Write the records out again exactly, leaving no images in.
begin DATASET ENTRIES
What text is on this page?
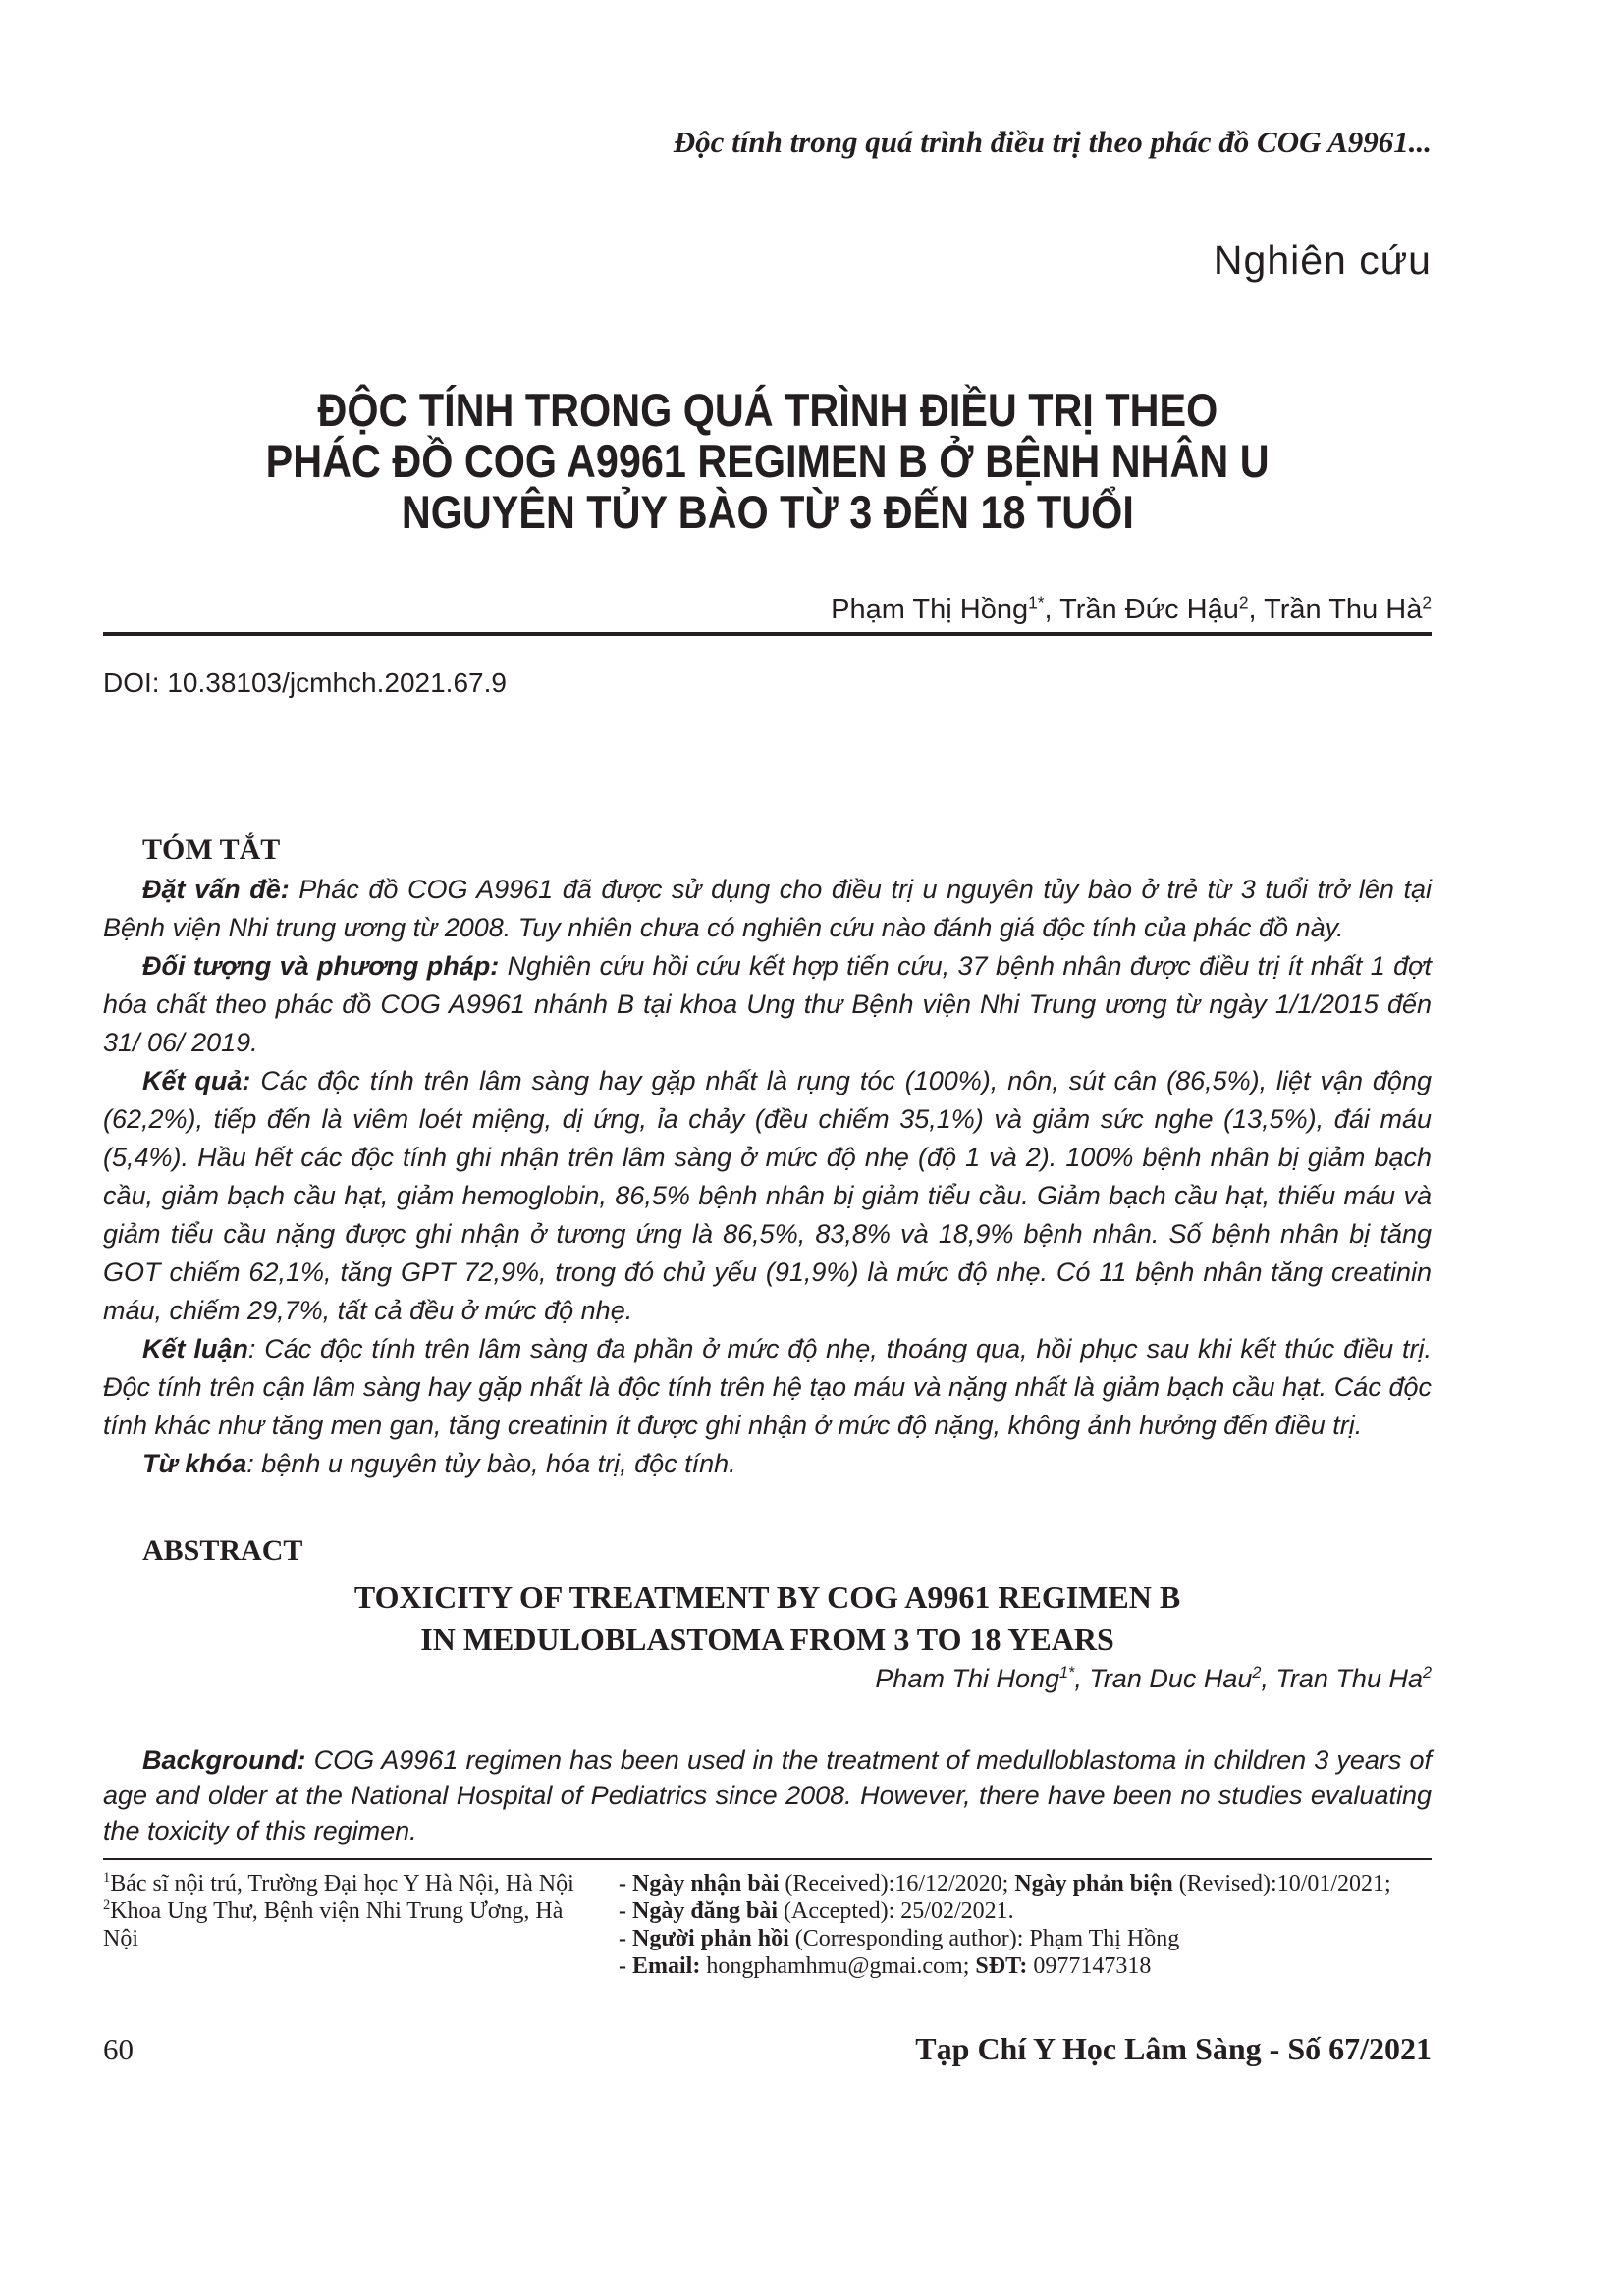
Độc tính trong quá trình điều trị theo phác đồ COG A9961...
Nghiên cứu
ĐỘC TÍNH TRONG QUÁ TRÌNH ĐIỀU TRỊ THEO
PHÁC ĐỒ COG A9961 REGIMEN B Ở BỆNH NHÂN U
NGUYÊN TỦY BÀO TỪ 3 ĐẾN 18 TUỔI
Phạm Thị Hồng$^{1*}$, Trần Đức Hậu$^2$, Trần Thu $Hà^2$
DOI: 10.38103/jcmhch.2021.67.9
TÓM TẮT

Đặt vấn đề: Phác đồ COG A9961 đã được sử dụng cho điều trị u nguyên tủy bào ở trẻ từ 3 tuổi trở lên tại Bệnh viện Nhi trung ương từ 2008. Tuy nhiên chưa có nghiên cứu nào đánh giá độc tính của phác đồ này.

Đối tượng và phương pháp: Nghiên cứu hồi cứu kết hợp tiến cứu, 37 bệnh nhân được điều trị ít nhất 1 đợt hóa chất theo phác đồ COG A9961 nhánh B tại khoa Ung thư Bệnh viện Nhi Trung ương từ ngày 1/1/2015 đến 31/ 06/ 2019.

Kết quả: Các độc tính trên lâm sàng hay gặp nhất là rụng tóc (100%), nôn, sút cân (86,5%), liệt vận động (62,2%), tiếp đến là viêm loét miệng, dị ứng, ỉa chảy (đều chiếm 35,1%) và giảm sức nghe (13,5%), đái máu (5,4%). Hầu hết các độc tính ghi nhận trên lâm sàng ở mức độ nhẹ (độ 1 và 2). 100% bệnh nhân bị giảm bạch cầu, giảm bạch cầu hạt, giảm hemoglobin, 86,5% bệnh nhân bị giảm tiểu cầu. Giảm bạch cầu hạt, thiếu máu và giảm tiểu cầu nặng được ghi nhận ở tương ứng là 86,5%, 83,8% và 18,9% bệnh nhân. Số bệnh nhân bị tăng GOT chiếm 62,1%, tăng GPT 72,9%, trong đó chủ yếu (91,9%) là mức độ nhẹ. Có 11 bệnh nhân tăng creatinin máu, chiếm 29,7%, tất cả đều ở mức độ nhẹ.

Kết luận: Các độc tính trên lâm sàng đa phần ở mức độ nhẹ, thoáng qua, hồi phục sau khi kết thúc điều trị. Độc tính trên cận lâm sàng hay gặp nhất là độc tính trên hệ tạo máu và nặng nhất là giảm bạch cầu hạt. Các độc tính khác như tăng men gan, tăng creatinin ít được ghi nhận ở mức độ nặng, không ảnh hưởng đến điều trị.

Từ khóa: bệnh u nguyên tủy bào, hóa trị, độc tính.

ABSTRACT
TOXICITY OF TREATMENT BY COG A9961 REGIMEN B
IN MEDULOBLASTOMA FROM 3 TO 18 YEARS
Pham Thi Hong$^{1*}$, Tran Duc Hau$^2$, Tran Thu Ha$^2$

Background: COG A9961 regimen has been used in the treatment of medulloblastoma in children 3 years of age and older at the National Hospital of Pediatrics since 2008. However, there have been no studies evaluating the toxicity of this regimen.

$^1$Bác sĩ nội trú, Trường Đại học Y Hà Nội, Hà Nội

$^2$Khoa Ung Thư, Bệnh viện Nhi Trung Ương, Hà Nội

- Ngày nhận bài (Received):16/12/2020; Ngày phản biện (Revised):10/01/2021;

- Ngày đăng bài (Accepted): 25/02/2021.

- Người phản hồi (Corresponding author): Phạm Thị Hồng

- Email: hongphamhmu@gmai.com; SĐT: 0977147318

60	Tạp Chí Y Học Lâm Sàng - Số 67/2021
end DATASET ENTRIES
*ANSWER BELOW*
What text is on this page?
Độc tính trong quá trình điều trị theo phác đồ COG A9961...
Nghiên cứu
ĐỘC TÍNH TRONG QUÁ TRÌNH ĐIỀU TRỊ THEO
PHÁC ĐỒ COG A9961 REGIMEN B Ở BỆNH NHÂN U
NGUYÊN TỦY BÀO TỪ 3 ĐẾN 18 TUỔI
Phạm Thị Hồng$^{1*}$, Trần Đức Hậu$^2$, Trần Thu $Hà^2$
DOI: 10.38103/jcmhch.2021.67.9
TÓM TẮT

Đặt vấn đề: Phác đồ COG A9961 đã được sử dụng cho điều trị u nguyên tủy bào ở trẻ từ 3 tuổi trở lên tại Bệnh viện Nhi trung ương từ 2008. Tuy nhiên chưa có nghiên cứu nào đánh giá độc tính của phác đồ này.

Đối tượng và phương pháp: Nghiên cứu hồi cứu kết hợp tiến cứu, 37 bệnh nhân được điều trị ít nhất 1 đợt hóa chất theo phác đồ COG A9961 nhánh B tại khoa Ung thư Bệnh viện Nhi Trung ương từ ngày 1/1/2015 đến 31/ 06/ 2019.

Kết quả: Các độc tính trên lâm sàng hay gặp nhất là rụng tóc (100%), nôn, sút cân (86,5%), liệt vận động (62,2%), tiếp đến là viêm loét miệng, dị ứng, ỉa chảy (đều chiếm 35,1%) và giảm sức nghe (13,5%), đái máu (5,4%). Hầu hết các độc tính ghi nhận trên lâm sàng ở mức độ nhẹ (độ 1 và 2). 100% bệnh nhân bị giảm bạch cầu, giảm bạch cầu hạt, giảm hemoglobin, 86,5% bệnh nhân bị giảm tiểu cầu. Giảm bạch cầu hạt, thiếu máu và giảm tiểu cầu nặng được ghi nhận ở tương ứng là 86,5%, 83,8% và 18,9% bệnh nhân. Số bệnh nhân bị tăng GOT chiếm 62,1%, tăng GPT 72,9%, trong đó chủ yếu (91,9%) là mức độ nhẹ. Có 11 bệnh nhân tăng creatinin máu, chiếm 29,7%, tất cả đều ở mức độ nhẹ.

Kết luận: Các độc tính trên lâm sàng đa phần ở mức độ nhẹ, thoáng qua, hồi phục sau khi kết thúc điều trị. Độc tính trên cận lâm sàng hay gặp nhất là độc tính trên hệ tạo máu và nặng nhất là giảm bạch cầu hạt. Các độc tính khác như tăng men gan, tăng creatinin ít được ghi nhận ở mức độ nặng, không ảnh hưởng đến điều trị.

Từ khóa: bệnh u nguyên tủy bào, hóa trị, độc tính.

ABSTRACT
TOXICITY OF TREATMENT BY COG A9961 REGIMEN B
IN MEDULOBLASTOMA FROM 3 TO 18 YEARS
Pham Thi Hong$^{1*}$, Tran Duc Hau$^2$, Tran Thu Ha$^2$

Background: COG A9961 regimen has been used in the treatment of medulloblastoma in children 3 years of age and older at the National Hospital of Pediatrics since 2008. However, there have been no studies evaluating the toxicity of this regimen.

$^1$Bác sĩ nội trú, Trường Đại học Y Hà Nội, Hà Nội

$^2$Khoa Ung Thư, Bệnh viện Nhi Trung Ương, Hà Nội

- Ngày nhận bài (Received):16/12/2020; Ngày phản biện (Revised):10/01/2021;

- Ngày đăng bài (Accepted): 25/02/2021.

- Người phản hồi (Corresponding author): Phạm Thị Hồng

- Email: hongphamhmu@gmai.com; SĐT: 0977147318

60	Tạp Chí Y Học Lâm Sàng - Số 67/2021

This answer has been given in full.